═══ Task inputs

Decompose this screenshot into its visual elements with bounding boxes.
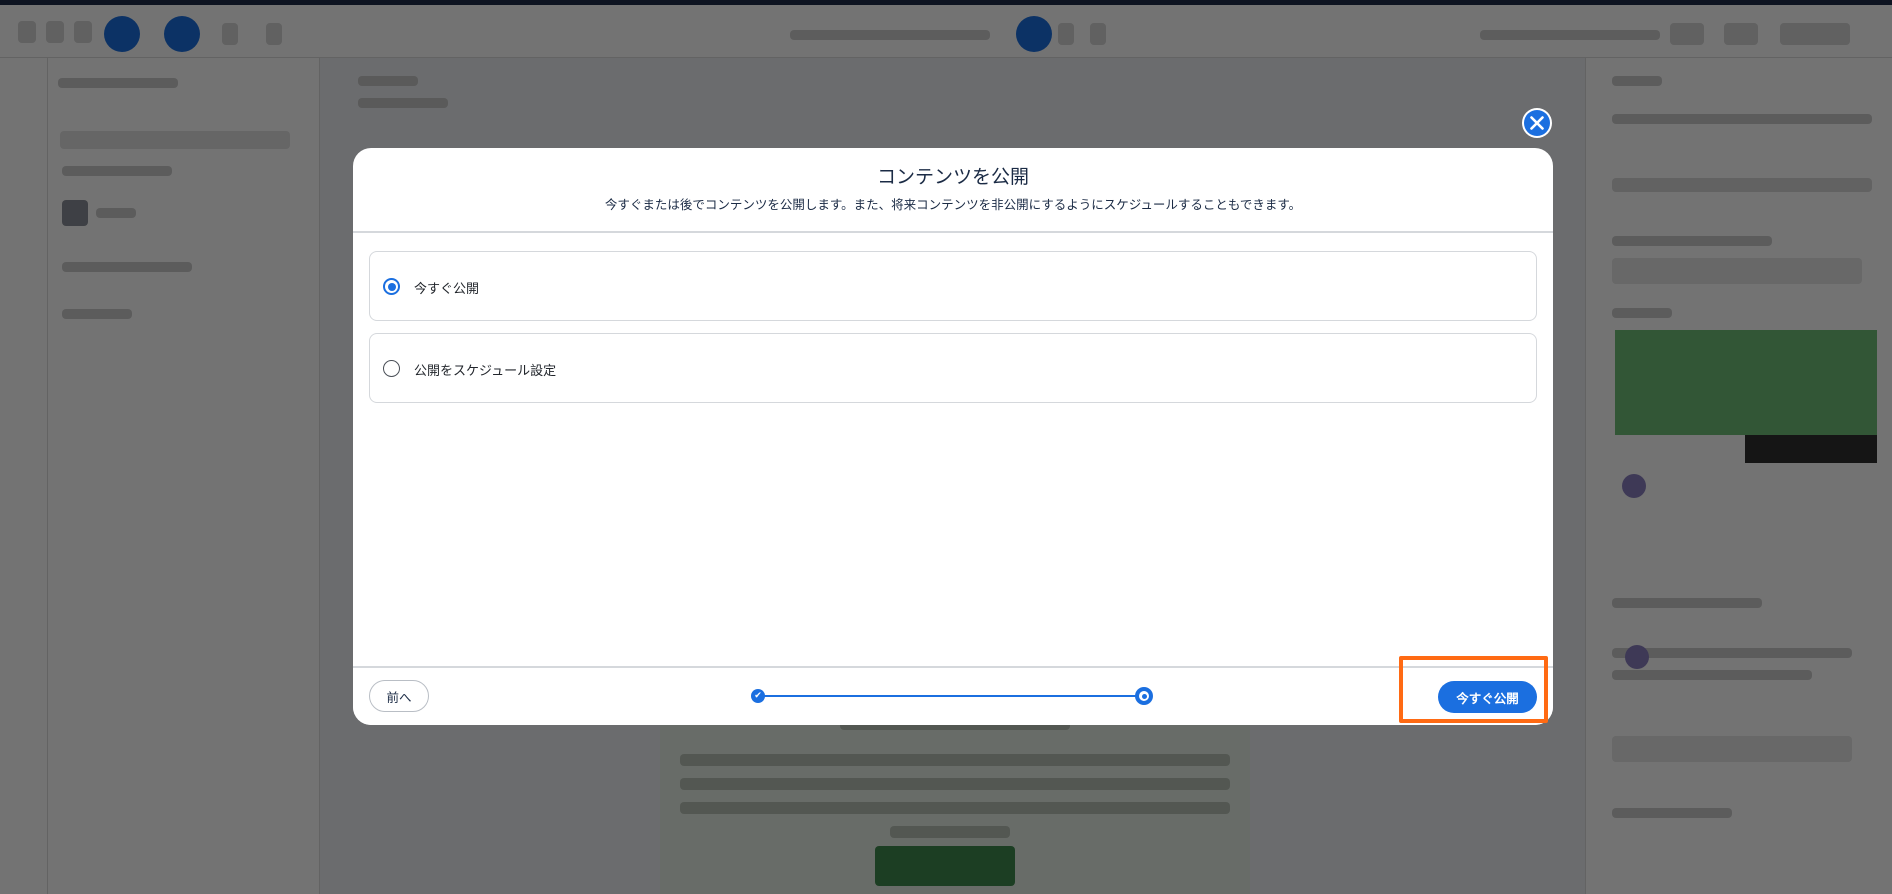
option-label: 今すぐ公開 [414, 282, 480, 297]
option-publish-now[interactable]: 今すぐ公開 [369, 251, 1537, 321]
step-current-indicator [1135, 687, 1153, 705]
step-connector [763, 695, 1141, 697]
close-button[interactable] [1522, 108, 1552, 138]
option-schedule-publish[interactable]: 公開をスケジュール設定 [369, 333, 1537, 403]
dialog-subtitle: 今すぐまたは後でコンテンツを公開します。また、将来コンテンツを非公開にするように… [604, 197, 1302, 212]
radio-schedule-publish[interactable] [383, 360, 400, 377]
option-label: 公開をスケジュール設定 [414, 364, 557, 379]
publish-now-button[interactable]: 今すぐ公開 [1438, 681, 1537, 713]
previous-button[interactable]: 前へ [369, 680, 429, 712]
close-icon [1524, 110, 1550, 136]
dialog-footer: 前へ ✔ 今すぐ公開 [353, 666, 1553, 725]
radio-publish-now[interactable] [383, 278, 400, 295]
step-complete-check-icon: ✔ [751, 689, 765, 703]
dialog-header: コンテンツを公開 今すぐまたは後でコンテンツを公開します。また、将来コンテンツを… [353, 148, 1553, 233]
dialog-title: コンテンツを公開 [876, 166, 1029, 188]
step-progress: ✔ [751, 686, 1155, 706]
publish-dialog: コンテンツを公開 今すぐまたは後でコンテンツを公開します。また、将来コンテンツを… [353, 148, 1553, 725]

══════
═══ Task inputs

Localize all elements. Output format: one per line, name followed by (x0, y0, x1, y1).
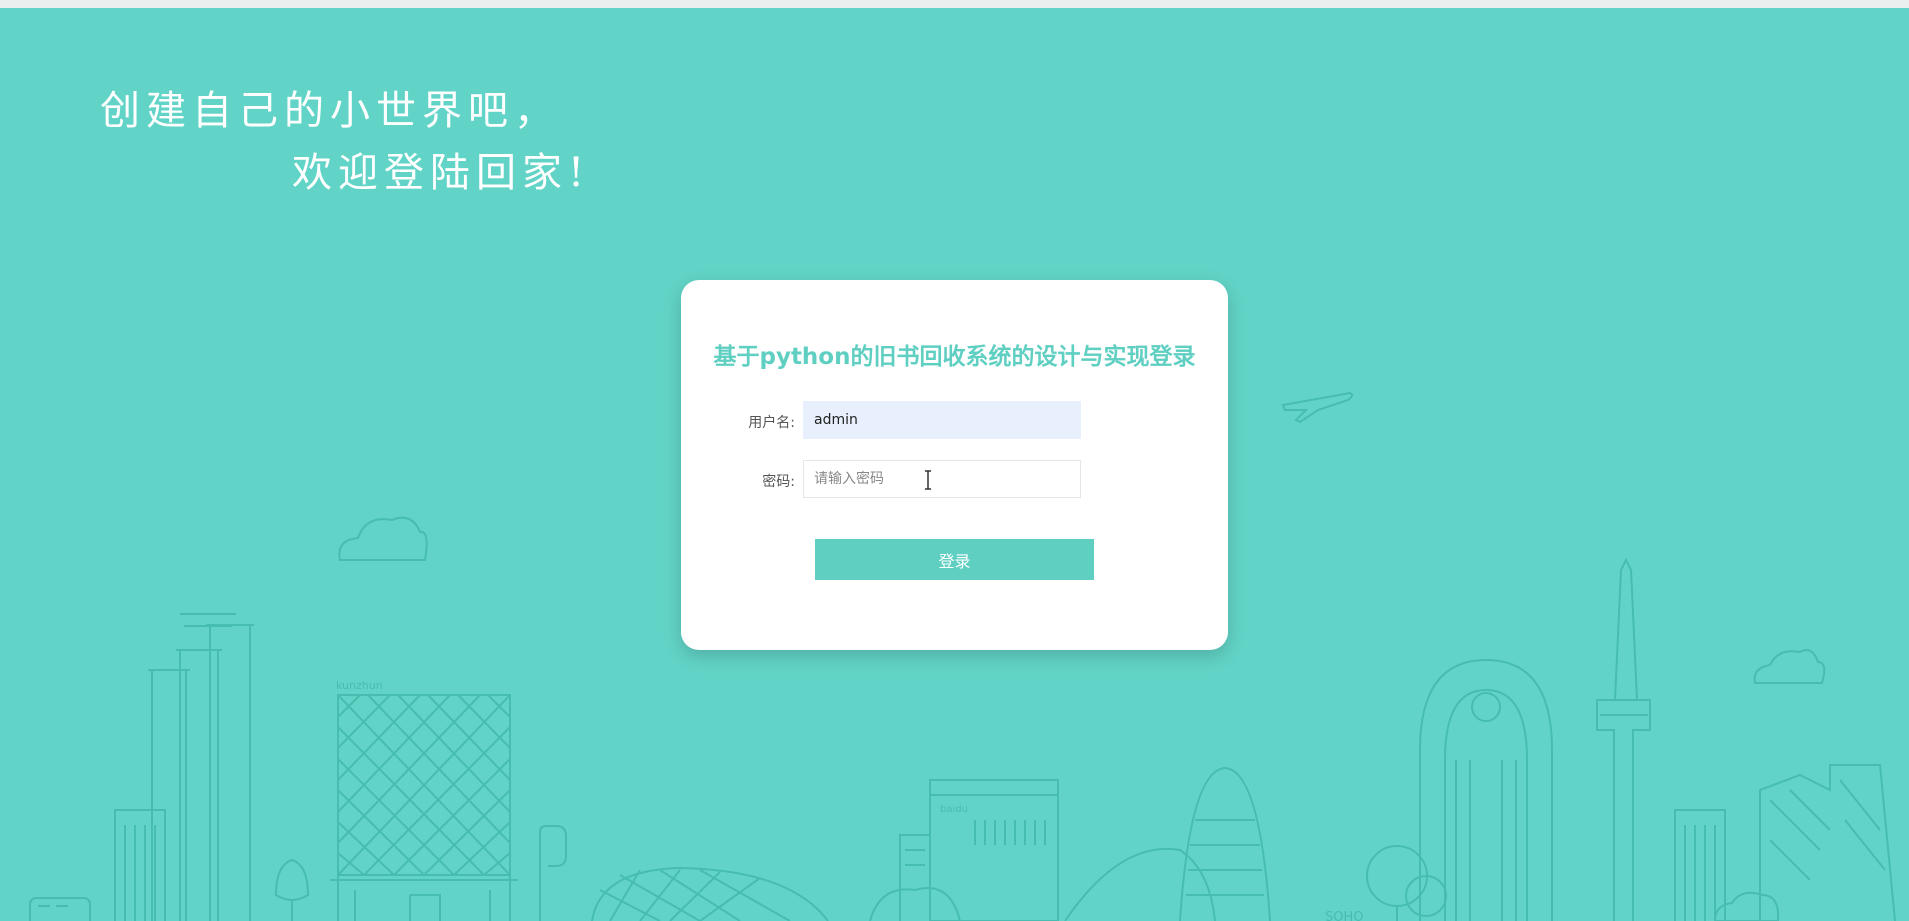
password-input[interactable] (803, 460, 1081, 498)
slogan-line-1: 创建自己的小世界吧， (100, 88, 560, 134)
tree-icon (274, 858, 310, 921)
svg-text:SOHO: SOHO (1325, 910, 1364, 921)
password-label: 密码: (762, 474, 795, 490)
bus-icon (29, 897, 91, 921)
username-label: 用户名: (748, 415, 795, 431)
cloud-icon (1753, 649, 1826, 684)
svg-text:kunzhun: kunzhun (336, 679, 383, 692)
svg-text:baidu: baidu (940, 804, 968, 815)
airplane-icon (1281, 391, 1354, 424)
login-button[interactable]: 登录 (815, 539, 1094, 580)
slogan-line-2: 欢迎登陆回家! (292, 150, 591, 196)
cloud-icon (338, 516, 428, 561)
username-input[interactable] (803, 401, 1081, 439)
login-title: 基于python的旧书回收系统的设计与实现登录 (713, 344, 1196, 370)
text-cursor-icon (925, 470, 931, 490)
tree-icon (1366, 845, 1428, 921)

══════

_Requirement_
Copy the data from the line with "Localize all elements." to the line with "tree-icon (1366, 845, 1428, 921)", reproducing each line exactly and leaving out the picture.

_Response to this exercise_
Localize all elements. Output format: one per line, name followed by (x0, y0, x1, y1).
password-input[interactable] (803, 460, 1081, 498)
slogan-line-1: 创建自己的小世界吧， (100, 88, 560, 134)
tree-icon (274, 858, 310, 921)
svg-text:SOHO: SOHO (1325, 910, 1364, 921)
password-label: 密码: (762, 474, 795, 490)
bus-icon (29, 897, 91, 921)
username-label: 用户名: (748, 415, 795, 431)
cloud-icon (1753, 649, 1826, 684)
svg-text:kunzhun: kunzhun (336, 679, 383, 692)
svg-text:baidu: baidu (940, 804, 968, 815)
airplane-icon (1281, 391, 1354, 424)
login-button[interactable]: 登录 (815, 539, 1094, 580)
slogan-line-2: 欢迎登陆回家! (292, 150, 591, 196)
cloud-icon (338, 516, 428, 561)
username-input[interactable] (803, 401, 1081, 439)
login-title: 基于python的旧书回收系统的设计与实现登录 (713, 344, 1196, 370)
text-cursor-icon (925, 470, 931, 490)
tree-icon (1366, 845, 1428, 921)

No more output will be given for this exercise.